**SET TASK**
Your task is to print all of the material verbatim.

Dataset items
** BEGIN **

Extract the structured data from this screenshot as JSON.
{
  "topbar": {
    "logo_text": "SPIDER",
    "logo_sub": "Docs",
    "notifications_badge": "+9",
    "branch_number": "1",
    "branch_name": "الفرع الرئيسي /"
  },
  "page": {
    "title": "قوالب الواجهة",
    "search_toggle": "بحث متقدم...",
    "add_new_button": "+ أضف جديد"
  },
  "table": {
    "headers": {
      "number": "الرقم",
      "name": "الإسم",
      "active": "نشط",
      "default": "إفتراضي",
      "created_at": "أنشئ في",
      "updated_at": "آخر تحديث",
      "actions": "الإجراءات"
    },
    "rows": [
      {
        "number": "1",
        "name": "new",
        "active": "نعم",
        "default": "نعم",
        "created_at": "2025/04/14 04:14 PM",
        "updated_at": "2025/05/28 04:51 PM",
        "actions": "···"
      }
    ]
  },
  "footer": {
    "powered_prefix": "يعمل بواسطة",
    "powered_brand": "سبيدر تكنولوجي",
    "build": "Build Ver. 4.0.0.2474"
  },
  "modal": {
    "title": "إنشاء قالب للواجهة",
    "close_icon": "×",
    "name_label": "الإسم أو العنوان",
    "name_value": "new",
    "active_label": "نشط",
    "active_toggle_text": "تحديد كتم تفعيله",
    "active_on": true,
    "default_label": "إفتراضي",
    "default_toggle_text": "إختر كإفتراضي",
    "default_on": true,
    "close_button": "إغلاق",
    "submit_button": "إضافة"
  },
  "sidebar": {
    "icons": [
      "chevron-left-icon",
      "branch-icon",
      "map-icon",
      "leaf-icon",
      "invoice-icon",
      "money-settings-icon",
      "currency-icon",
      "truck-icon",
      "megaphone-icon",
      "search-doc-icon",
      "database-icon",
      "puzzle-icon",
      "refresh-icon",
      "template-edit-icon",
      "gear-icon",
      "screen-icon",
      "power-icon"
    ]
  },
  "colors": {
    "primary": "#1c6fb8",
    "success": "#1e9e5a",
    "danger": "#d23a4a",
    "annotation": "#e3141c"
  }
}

** END **

**REPLY TO THE EXERCISE**
Extract the structured data from this screenshot as JSON.
{
  "topbar": {
    "logo_text": "SPIDER",
    "logo_sub": "Docs",
    "notifications_badge": "+9",
    "branch_number": "1",
    "branch_name": "الفرع الرئيسي /"
  },
  "page": {
    "title": "قوالب الواجهة",
    "search_toggle": "بحث متقدم...",
    "add_new_button": "+ أضف جديد"
  },
  "table": {
    "headers": {
      "number": "الرقم",
      "name": "الإسم",
      "active": "نشط",
      "default": "إفتراضي",
      "created_at": "أنشئ في",
      "updated_at": "آخر تحديث",
      "actions": "الإجراءات"
    },
    "rows": [
      {
        "number": "1",
        "name": "new",
        "active": "نعم",
        "default": "نعم",
        "created_at": "2025/04/14 04:14 PM",
        "updated_at": "2025/05/28 04:51 PM",
        "actions": "···"
      }
    ]
  },
  "footer": {
    "powered_prefix": "يعمل بواسطة",
    "powered_brand": "سبيدر تكنولوجي",
    "build": "Build Ver. 4.0.0.2474"
  },
  "modal": {
    "title": "إنشاء قالب للواجهة",
    "close_icon": "×",
    "name_label": "الإسم أو العنوان",
    "name_value": "new",
    "active_label": "نشط",
    "active_toggle_text": "تحديد كتم تفعيله",
    "active_on": true,
    "default_label": "إفتراضي",
    "default_toggle_text": "إختر كإفتراضي",
    "default_on": true,
    "close_button": "إغلاق",
    "submit_button": "إضافة"
  },
  "sidebar": {
    "icons": [
      "chevron-left-icon",
      "branch-icon",
      "map-icon",
      "leaf-icon",
      "invoice-icon",
      "money-settings-icon",
      "currency-icon",
      "truck-icon",
      "megaphone-icon",
      "search-doc-icon",
      "database-icon",
      "puzzle-icon",
      "refresh-icon",
      "template-edit-icon",
      "gear-icon",
      "screen-icon",
      "power-icon"
    ]
  },
  "colors": {
    "primary": "#1c6fb8",
    "success": "#1e9e5a",
    "danger": "#d23a4a",
    "annotation": "#e3141c"
  }
}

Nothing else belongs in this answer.